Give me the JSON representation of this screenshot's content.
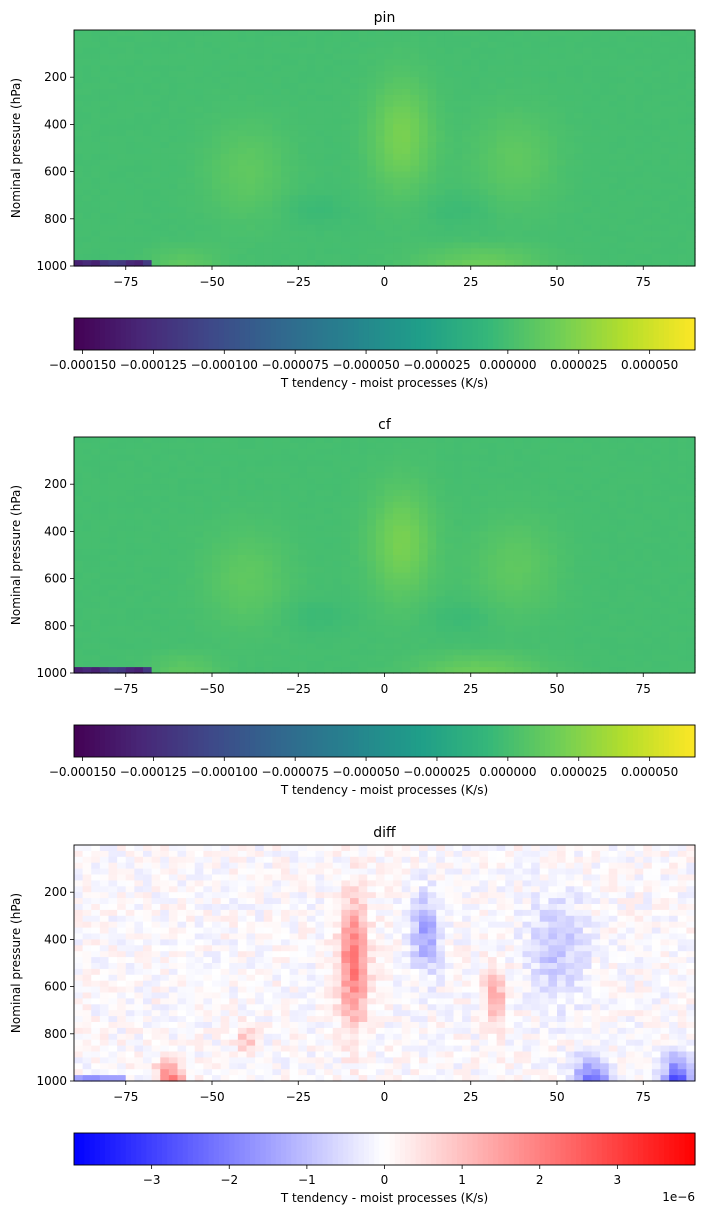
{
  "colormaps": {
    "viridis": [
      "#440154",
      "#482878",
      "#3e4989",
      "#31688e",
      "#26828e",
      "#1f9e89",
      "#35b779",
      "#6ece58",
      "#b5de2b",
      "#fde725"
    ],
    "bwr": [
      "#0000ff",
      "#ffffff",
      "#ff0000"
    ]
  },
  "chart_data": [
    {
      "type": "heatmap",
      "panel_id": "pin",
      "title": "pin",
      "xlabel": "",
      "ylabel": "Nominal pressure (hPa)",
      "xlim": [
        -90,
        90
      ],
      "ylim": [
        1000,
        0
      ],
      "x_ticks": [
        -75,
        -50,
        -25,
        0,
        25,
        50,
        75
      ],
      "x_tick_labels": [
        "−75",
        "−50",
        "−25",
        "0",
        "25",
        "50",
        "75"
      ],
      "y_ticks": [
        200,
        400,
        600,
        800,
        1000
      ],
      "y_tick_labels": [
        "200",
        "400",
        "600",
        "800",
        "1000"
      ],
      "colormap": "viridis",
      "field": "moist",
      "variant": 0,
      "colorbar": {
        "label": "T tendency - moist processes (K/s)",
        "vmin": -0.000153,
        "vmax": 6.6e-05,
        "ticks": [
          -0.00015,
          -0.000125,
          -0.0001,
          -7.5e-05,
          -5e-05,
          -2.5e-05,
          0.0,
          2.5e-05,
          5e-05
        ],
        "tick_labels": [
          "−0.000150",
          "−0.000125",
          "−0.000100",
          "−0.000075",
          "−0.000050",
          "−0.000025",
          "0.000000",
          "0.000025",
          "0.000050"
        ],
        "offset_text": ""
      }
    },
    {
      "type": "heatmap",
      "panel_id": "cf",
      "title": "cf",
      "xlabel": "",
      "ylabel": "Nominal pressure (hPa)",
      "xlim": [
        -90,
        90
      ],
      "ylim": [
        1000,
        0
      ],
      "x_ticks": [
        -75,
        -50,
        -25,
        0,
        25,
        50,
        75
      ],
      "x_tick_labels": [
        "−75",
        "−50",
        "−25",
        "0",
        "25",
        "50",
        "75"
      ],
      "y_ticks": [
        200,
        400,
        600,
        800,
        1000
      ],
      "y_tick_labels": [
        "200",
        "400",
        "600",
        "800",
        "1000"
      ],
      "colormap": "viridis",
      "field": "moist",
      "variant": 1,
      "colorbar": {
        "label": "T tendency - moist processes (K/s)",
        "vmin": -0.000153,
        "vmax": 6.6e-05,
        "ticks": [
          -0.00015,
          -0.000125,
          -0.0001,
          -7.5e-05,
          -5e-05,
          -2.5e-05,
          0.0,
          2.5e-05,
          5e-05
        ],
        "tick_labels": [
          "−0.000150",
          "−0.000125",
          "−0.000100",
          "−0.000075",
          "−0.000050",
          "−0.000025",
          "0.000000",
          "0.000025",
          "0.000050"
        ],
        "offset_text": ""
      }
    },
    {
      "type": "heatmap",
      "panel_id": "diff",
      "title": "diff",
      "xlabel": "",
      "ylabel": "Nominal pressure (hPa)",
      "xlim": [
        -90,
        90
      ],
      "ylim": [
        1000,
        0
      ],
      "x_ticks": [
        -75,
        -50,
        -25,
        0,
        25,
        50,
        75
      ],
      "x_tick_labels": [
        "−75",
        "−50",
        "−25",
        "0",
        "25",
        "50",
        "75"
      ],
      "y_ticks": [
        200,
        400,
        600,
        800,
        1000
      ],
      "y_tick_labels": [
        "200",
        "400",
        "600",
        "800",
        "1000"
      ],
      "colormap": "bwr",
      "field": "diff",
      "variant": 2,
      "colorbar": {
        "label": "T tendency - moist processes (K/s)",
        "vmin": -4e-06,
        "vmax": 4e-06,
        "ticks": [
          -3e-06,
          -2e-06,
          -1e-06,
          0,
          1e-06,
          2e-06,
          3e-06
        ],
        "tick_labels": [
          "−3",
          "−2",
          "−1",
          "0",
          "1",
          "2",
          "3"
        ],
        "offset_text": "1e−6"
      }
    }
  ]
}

· · ·

What to work on> All the material shown above is to be copied exactly, with no pictures carried over.

Output for this exercise>
Give me the JSON representation of this screenshot's content.
{
  "colormaps": {
    "viridis": [
      "#440154",
      "#482878",
      "#3e4989",
      "#31688e",
      "#26828e",
      "#1f9e89",
      "#35b779",
      "#6ece58",
      "#b5de2b",
      "#fde725"
    ],
    "bwr": [
      "#0000ff",
      "#ffffff",
      "#ff0000"
    ]
  },
  "chart_data": [
    {
      "type": "heatmap",
      "panel_id": "pin",
      "title": "pin",
      "xlabel": "",
      "ylabel": "Nominal pressure (hPa)",
      "xlim": [
        -90,
        90
      ],
      "ylim": [
        1000,
        0
      ],
      "x_ticks": [
        -75,
        -50,
        -25,
        0,
        25,
        50,
        75
      ],
      "x_tick_labels": [
        "−75",
        "−50",
        "−25",
        "0",
        "25",
        "50",
        "75"
      ],
      "y_ticks": [
        200,
        400,
        600,
        800,
        1000
      ],
      "y_tick_labels": [
        "200",
        "400",
        "600",
        "800",
        "1000"
      ],
      "colormap": "viridis",
      "field": "moist",
      "variant": 0,
      "colorbar": {
        "label": "T tendency - moist processes (K/s)",
        "vmin": -0.000153,
        "vmax": 6.6e-05,
        "ticks": [
          -0.00015,
          -0.000125,
          -0.0001,
          -7.5e-05,
          -5e-05,
          -2.5e-05,
          0.0,
          2.5e-05,
          5e-05
        ],
        "tick_labels": [
          "−0.000150",
          "−0.000125",
          "−0.000100",
          "−0.000075",
          "−0.000050",
          "−0.000025",
          "0.000000",
          "0.000025",
          "0.000050"
        ],
        "offset_text": ""
      }
    },
    {
      "type": "heatmap",
      "panel_id": "cf",
      "title": "cf",
      "xlabel": "",
      "ylabel": "Nominal pressure (hPa)",
      "xlim": [
        -90,
        90
      ],
      "ylim": [
        1000,
        0
      ],
      "x_ticks": [
        -75,
        -50,
        -25,
        0,
        25,
        50,
        75
      ],
      "x_tick_labels": [
        "−75",
        "−50",
        "−25",
        "0",
        "25",
        "50",
        "75"
      ],
      "y_ticks": [
        200,
        400,
        600,
        800,
        1000
      ],
      "y_tick_labels": [
        "200",
        "400",
        "600",
        "800",
        "1000"
      ],
      "colormap": "viridis",
      "field": "moist",
      "variant": 1,
      "colorbar": {
        "label": "T tendency - moist processes (K/s)",
        "vmin": -0.000153,
        "vmax": 6.6e-05,
        "ticks": [
          -0.00015,
          -0.000125,
          -0.0001,
          -7.5e-05,
          -5e-05,
          -2.5e-05,
          0.0,
          2.5e-05,
          5e-05
        ],
        "tick_labels": [
          "−0.000150",
          "−0.000125",
          "−0.000100",
          "−0.000075",
          "−0.000050",
          "−0.000025",
          "0.000000",
          "0.000025",
          "0.000050"
        ],
        "offset_text": ""
      }
    },
    {
      "type": "heatmap",
      "panel_id": "diff",
      "title": "diff",
      "xlabel": "",
      "ylabel": "Nominal pressure (hPa)",
      "xlim": [
        -90,
        90
      ],
      "ylim": [
        1000,
        0
      ],
      "x_ticks": [
        -75,
        -50,
        -25,
        0,
        25,
        50,
        75
      ],
      "x_tick_labels": [
        "−75",
        "−50",
        "−25",
        "0",
        "25",
        "50",
        "75"
      ],
      "y_ticks": [
        200,
        400,
        600,
        800,
        1000
      ],
      "y_tick_labels": [
        "200",
        "400",
        "600",
        "800",
        "1000"
      ],
      "colormap": "bwr",
      "field": "diff",
      "variant": 2,
      "colorbar": {
        "label": "T tendency - moist processes (K/s)",
        "vmin": -4e-06,
        "vmax": 4e-06,
        "ticks": [
          -3e-06,
          -2e-06,
          -1e-06,
          0,
          1e-06,
          2e-06,
          3e-06
        ],
        "tick_labels": [
          "−3",
          "−2",
          "−1",
          "0",
          "1",
          "2",
          "3"
        ],
        "offset_text": "1e−6"
      }
    }
  ]
}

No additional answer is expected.